:: Texte source ::
Marie Chéné
11.03.2022
La forme des mots
Marie Chéné possède l’art de combiner les mots, les sonorités et les rythmes pour évoquer des images. Elle s’attarde sur les mots banals, ceux du quotidien, pour trouver de la surprise et de l’émerveillement. Elle tord le vocabulaire dans tous les sens, sans pour autant le perdre, afin de le redécouvrir et en souligner la richesse.
Léana Orsoni
Quel est ton parcours ?
Marie Chéné J’ai commencé par des études littéraires classiques suivie d’un Master d’anglais, puis d’une année à Londres comme jeune fille au pair. À la suite de cela, j’ai été un an dans une école d’audiovisuel au Danemark. C’est l’année pendant laquelle j’ai compris que c’était le scénario qui m’intéressait le plus dans le cinéma. En sortant de cette école, j’ai commencé à travailler dans des sociétés de production à Paris, plutôt sur des séries télévisées où j’ai occupé pendant quinze ans des postes très variés autour de l’écriture du scénario. Après quelques années à Marseille j’ai intégré l’Atelier Pan. Le travail de scénariste s’est petit à petit épuisé en revanche mon travail personnel a pris de plus en plus de place. Ça faisait longtemps que je faisais des choses de mon côté, mais les faire dans un lieu de travail leur a donné une place différente.
L.O.
Quel parallèle fais-tu entre ton travail de scénariste et ton travail personnel animé par l’amour du vocabulaire ?
M.C. Dans le travail de scénariste c’était déjà assez présent. Le scénario de série est vraiment un exercice d’écriture à contraintes. On sait qu’on a tant de scènes dans tel décor avec tant de personnages, il faut que le scénario fasse telle durée et qu’il ne fasse pas plus de trois pages… Après, le travail autour du langage, c’est quelque chose que j’ai toujours plus ou moins fait en remarquant des phénomènes dans la langue qui m’intéressaient ou qui me surprenaient. C’est devenu simplement plus systématique, plus élaboré à partir du moment où j’ai commencé à y réfléchir d’un point de vue professionnel.
L.O.
Que penses-tu du rôle des femmes dans les studios de graphisme ? (Aujourd’hui beaucoup plus de femmes étudient dans les écoles d’art, alors que nous entendons plus souvent des noms d’hommes connus dans ces domaines, même si cela tend à changer).
M.C. Je n’ai jamais travaillé en agence je ne peux pas vraiment en parler. On me pose souvent la question de l’étiquette que je me donne, est-ce que je suis poète, artiste, auteure avec un « e », auteur sans « e », écrivain, écrivaine… Je choisis de ne pas choisir. Je prends toutes les étiquettes, si le terme « artiste » me permet de faire ce que je veux sur un projet, alors je suis artiste et si ailleurs il faut être poète, je veux bien être poète. Je n’ai pas de problème avec la féminisation, ce n’est pas forcement quelque chose que je revendique, je trouve que le mot auteure écrit avec un « e » est aussi beau. Le fait de rajouter un « e » attire l’attention sur cette qualité du mot. Récemment on m’a demandé de participer à un workshop dans une école d’art où ils cherchaient plutôt des artistes femmes parce que s’ils ne font pas attention, ils se retrouvent surtout avec des intervenants hommes.

:: Consigne ::
Restituez sans aucune modification le passage de l'entretien avec Marie Chéné qui s'ouvre sur les mots contenant « M.C. Dans le » et s'achève sur « de vue professionnel. ».

:: Extraits de la liste ::
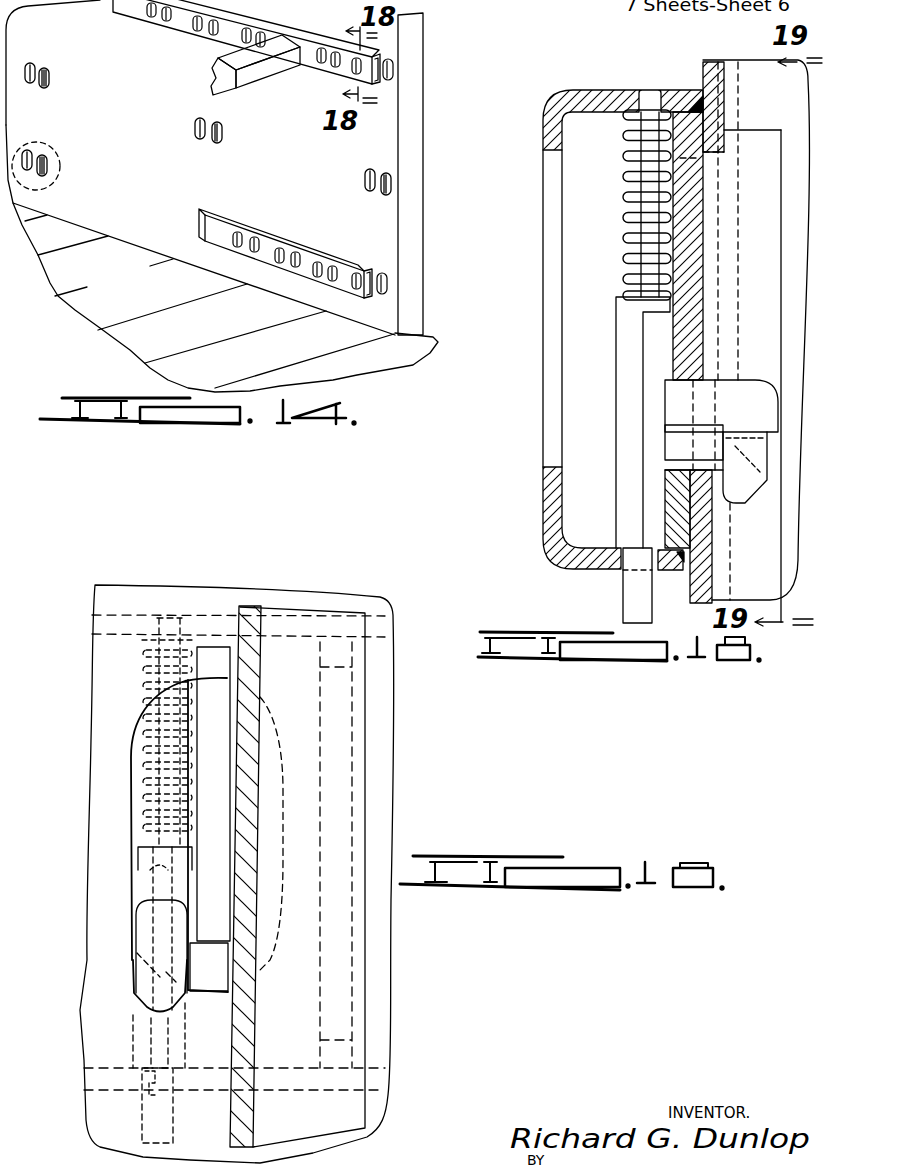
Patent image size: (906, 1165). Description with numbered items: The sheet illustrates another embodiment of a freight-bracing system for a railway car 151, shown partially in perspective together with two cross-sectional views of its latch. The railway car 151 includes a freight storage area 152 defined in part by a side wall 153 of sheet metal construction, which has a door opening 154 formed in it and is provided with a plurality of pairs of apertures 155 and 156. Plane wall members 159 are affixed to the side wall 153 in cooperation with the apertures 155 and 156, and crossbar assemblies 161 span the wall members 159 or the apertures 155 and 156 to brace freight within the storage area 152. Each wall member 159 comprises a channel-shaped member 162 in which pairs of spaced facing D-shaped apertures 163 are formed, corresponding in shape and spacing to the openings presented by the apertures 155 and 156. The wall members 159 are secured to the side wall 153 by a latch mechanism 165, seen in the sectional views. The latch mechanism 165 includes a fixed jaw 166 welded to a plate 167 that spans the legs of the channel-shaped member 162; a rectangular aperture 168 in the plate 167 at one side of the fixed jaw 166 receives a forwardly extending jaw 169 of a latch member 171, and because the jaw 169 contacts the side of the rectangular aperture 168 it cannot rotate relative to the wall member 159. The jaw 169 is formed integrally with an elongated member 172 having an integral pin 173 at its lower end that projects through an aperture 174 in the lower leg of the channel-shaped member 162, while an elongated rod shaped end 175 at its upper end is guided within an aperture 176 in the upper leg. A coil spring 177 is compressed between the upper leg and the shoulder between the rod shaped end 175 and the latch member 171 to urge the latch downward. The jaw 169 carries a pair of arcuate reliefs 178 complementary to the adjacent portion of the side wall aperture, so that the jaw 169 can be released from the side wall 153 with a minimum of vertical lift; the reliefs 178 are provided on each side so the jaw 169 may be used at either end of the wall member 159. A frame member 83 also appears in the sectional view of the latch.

In FIG. 18, the frame member 83 is at (363, 608).
In FIG. 14, the railway car 151 is at (444, 118).
In FIG. 14, the freight storage area 152 is at (148, 297).
In FIG. 14, the side wall 153 is at (115, 102).
In FIG. 14, the door opening 154 is at (485, 230).
In FIG. 14, the apertures 155 is at (34, 60).
In FIG. 14, the apertures 156 is at (52, 72).
In FIG. 18, the apertures 156 is at (135, 762).
In FIG. 14, the wall members 159 is at (177, 23).
In FIG. 19, the wall members 159 is at (534, 284).
In FIG. 14, the crossbar assemblies 161 is at (242, 89).
In FIG. 19, the channel-shaped member 162 is at (588, 92).
In FIG. 18, the channel-shaped member 162 is at (290, 623).
In FIG. 14, the D-shaped apertures 163 is at (247, 27).
In FIG. 14, the latch mechanism 165 is at (306, 10).
In FIG. 19, the latch mechanism 165 is at (825, 243).
In FIG. 19, the fixed jaw 166 is at (750, 130).
In FIG. 18, the fixed jaw 166 is at (220, 662).
In FIG. 19, the plate 167 is at (688, 117).
In FIG. 19, the rectangular aperture 168 is at (697, 334).
In FIG. 18, the rectangular aperture 168 is at (163, 860).
In FIG. 19, the jaw 169 is at (753, 372).
In FIG. 18, the jaw 169 is at (145, 932).
In FIG. 19, the latch member 171 is at (609, 395).
In FIG. 18, the elongated member 172 is at (173, 1043).
In FIG. 19, the pin 173 is at (630, 592).
In FIG. 18, the pin 173 is at (177, 1125).
In FIG. 19, the aperture 174 is at (623, 537).
In FIG. 18, the aperture 174 is at (145, 1097).
In FIG. 19, the rod shaped end 175 is at (648, 176).
In FIG. 18, the rod shaped end 175 is at (177, 613).
In FIG. 19, the aperture 176 is at (653, 92).
In FIG. 18, the aperture 176 is at (163, 618).
In FIG. 19, the coil spring 177 is at (630, 227).
In FIG. 18, the coil spring 177 is at (232, 680).
In FIG. 18, the arcuate reliefs 178 is at (140, 1010).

:: Corrigé ::
M.C. Dans le travail de scénariste c’était déjà assez présent. Le scénario de série est vraiment un exercice d’écriture à contraintes. On sait qu’on a tant de scènes dans tel décor avec tant de personnages, il faut que le scénario fasse telle durée et qu’il ne fasse pas plus de trois pages… Après, le travail autour du langage, c’est quelque chose que j’ai toujours plus ou moins fait en remarquant des phénomènes dans la langue qui m’intéressaient ou qui me surprenaient. C’est devenu simplement plus systématique, plus élaboré à partir du moment où j’ai commencé à y réfléchir d’un point de vue professionnel.